Reproduce each line of the listing exactly.

Stored data:
━━━
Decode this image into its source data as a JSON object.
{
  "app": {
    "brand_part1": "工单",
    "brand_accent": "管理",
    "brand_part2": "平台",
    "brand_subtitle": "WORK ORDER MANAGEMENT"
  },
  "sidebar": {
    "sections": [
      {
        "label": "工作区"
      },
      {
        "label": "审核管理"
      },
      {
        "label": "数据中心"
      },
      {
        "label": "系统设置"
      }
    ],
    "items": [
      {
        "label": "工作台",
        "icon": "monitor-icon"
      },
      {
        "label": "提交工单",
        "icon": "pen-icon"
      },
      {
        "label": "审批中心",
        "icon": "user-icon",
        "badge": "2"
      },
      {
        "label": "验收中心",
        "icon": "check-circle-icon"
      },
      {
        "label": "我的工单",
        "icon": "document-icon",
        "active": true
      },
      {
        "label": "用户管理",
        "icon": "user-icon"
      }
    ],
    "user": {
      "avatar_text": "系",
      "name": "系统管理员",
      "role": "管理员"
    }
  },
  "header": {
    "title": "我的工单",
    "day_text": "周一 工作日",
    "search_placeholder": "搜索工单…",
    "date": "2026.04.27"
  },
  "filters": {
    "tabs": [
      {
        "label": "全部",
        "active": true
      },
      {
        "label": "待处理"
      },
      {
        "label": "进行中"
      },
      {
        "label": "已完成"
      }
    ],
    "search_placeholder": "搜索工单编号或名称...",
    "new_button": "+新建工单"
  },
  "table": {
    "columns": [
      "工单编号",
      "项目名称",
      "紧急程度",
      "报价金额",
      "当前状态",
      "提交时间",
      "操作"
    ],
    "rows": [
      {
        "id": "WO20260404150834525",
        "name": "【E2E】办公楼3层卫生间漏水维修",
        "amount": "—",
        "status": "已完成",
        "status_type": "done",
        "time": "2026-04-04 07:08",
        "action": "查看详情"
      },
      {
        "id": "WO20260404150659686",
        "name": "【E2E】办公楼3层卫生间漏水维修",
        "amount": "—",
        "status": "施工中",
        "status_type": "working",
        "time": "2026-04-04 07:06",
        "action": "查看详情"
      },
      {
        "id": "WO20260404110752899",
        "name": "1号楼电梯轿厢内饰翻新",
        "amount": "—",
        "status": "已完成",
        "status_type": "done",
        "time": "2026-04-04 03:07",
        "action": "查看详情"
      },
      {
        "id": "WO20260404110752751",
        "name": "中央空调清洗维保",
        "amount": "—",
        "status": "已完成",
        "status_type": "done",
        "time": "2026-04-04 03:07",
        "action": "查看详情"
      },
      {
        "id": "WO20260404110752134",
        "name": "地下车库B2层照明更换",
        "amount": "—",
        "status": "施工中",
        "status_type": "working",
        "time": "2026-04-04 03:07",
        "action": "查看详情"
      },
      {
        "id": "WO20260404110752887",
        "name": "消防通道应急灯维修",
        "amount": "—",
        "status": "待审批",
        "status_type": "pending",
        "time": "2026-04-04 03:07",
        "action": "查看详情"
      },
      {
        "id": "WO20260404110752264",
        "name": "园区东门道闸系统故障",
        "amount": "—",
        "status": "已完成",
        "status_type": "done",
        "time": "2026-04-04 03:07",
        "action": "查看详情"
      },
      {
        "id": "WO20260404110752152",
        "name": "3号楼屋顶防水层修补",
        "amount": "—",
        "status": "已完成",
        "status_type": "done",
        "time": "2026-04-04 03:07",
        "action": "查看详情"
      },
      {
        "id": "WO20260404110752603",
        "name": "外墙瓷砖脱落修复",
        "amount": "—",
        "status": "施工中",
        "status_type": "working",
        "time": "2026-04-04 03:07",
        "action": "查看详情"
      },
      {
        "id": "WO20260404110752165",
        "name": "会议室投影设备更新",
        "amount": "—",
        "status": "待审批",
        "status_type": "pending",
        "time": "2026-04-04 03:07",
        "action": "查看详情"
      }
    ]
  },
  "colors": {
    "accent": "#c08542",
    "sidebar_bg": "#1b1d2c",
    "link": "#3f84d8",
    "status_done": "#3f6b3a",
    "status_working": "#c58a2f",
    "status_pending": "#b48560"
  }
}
━━━
**OUTPUT OF THE TASK:**
Decode this image into its source data as a JSON object.
{
  "app": {
    "brand_part1": "工单",
    "brand_accent": "管理",
    "brand_part2": "平台",
    "brand_subtitle": "WORK ORDER MANAGEMENT"
  },
  "sidebar": {
    "sections": [
      {
        "label": "工作区"
      },
      {
        "label": "审核管理"
      },
      {
        "label": "数据中心"
      },
      {
        "label": "系统设置"
      }
    ],
    "items": [
      {
        "label": "工作台",
        "icon": "monitor-icon"
      },
      {
        "label": "提交工单",
        "icon": "pen-icon"
      },
      {
        "label": "审批中心",
        "icon": "user-icon",
        "badge": "2"
      },
      {
        "label": "验收中心",
        "icon": "check-circle-icon"
      },
      {
        "label": "我的工单",
        "icon": "document-icon",
        "active": true
      },
      {
        "label": "用户管理",
        "icon": "user-icon"
      }
    ],
    "user": {
      "avatar_text": "系",
      "name": "系统管理员",
      "role": "管理员"
    }
  },
  "header": {
    "title": "我的工单",
    "day_text": "周一 工作日",
    "search_placeholder": "搜索工单…",
    "date": "2026.04.27"
  },
  "filters": {
    "tabs": [
      {
        "label": "全部",
        "active": true
      },
      {
        "label": "待处理"
      },
      {
        "label": "进行中"
      },
      {
        "label": "已完成"
      }
    ],
    "search_placeholder": "搜索工单编号或名称...",
    "new_button": "+新建工单"
  },
  "table": {
    "columns": [
      "工单编号",
      "项目名称",
      "紧急程度",
      "报价金额",
      "当前状态",
      "提交时间",
      "操作"
    ],
    "rows": [
      {
        "id": "WO20260404150834525",
        "name": "【E2E】办公楼3层卫生间漏水维修",
        "amount": "—",
        "status": "已完成",
        "status_type": "done",
        "time": "2026-04-04 07:08",
        "action": "查看详情"
      },
      {
        "id": "WO20260404150659686",
        "name": "【E2E】办公楼3层卫生间漏水维修",
        "amount": "—",
        "status": "施工中",
        "status_type": "working",
        "time": "2026-04-04 07:06",
        "action": "查看详情"
      },
      {
        "id": "WO20260404110752899",
        "name": "1号楼电梯轿厢内饰翻新",
        "amount": "—",
        "status": "已完成",
        "status_type": "done",
        "time": "2026-04-04 03:07",
        "action": "查看详情"
      },
      {
        "id": "WO20260404110752751",
        "name": "中央空调清洗维保",
        "amount": "—",
        "status": "已完成",
        "status_type": "done",
        "time": "2026-04-04 03:07",
        "action": "查看详情"
      },
      {
        "id": "WO20260404110752134",
        "name": "地下车库B2层照明更换",
        "amount": "—",
        "status": "施工中",
        "status_type": "working",
        "time": "2026-04-04 03:07",
        "action": "查看详情"
      },
      {
        "id": "WO20260404110752887",
        "name": "消防通道应急灯维修",
        "amount": "—",
        "status": "待审批",
        "status_type": "pending",
        "time": "2026-04-04 03:07",
        "action": "查看详情"
      },
      {
        "id": "WO20260404110752264",
        "name": "园区东门道闸系统故障",
        "amount": "—",
        "status": "已完成",
        "status_type": "done",
        "time": "2026-04-04 03:07",
        "action": "查看详情"
      },
      {
        "id": "WO20260404110752152",
        "name": "3号楼屋顶防水层修补",
        "amount": "—",
        "status": "已完成",
        "status_type": "done",
        "time": "2026-04-04 03:07",
        "action": "查看详情"
      },
      {
        "id": "WO20260404110752603",
        "name": "外墙瓷砖脱落修复",
        "amount": "—",
        "status": "施工中",
        "status_type": "working",
        "time": "2026-04-04 03:07",
        "action": "查看详情"
      },
      {
        "id": "WO20260404110752165",
        "name": "会议室投影设备更新",
        "amount": "—",
        "status": "待审批",
        "status_type": "pending",
        "time": "2026-04-04 03:07",
        "action": "查看详情"
      }
    ]
  },
  "colors": {
    "accent": "#c08542",
    "sidebar_bg": "#1b1d2c",
    "link": "#3f84d8",
    "status_done": "#3f6b3a",
    "status_working": "#c58a2f",
    "status_pending": "#b48560"
  }
}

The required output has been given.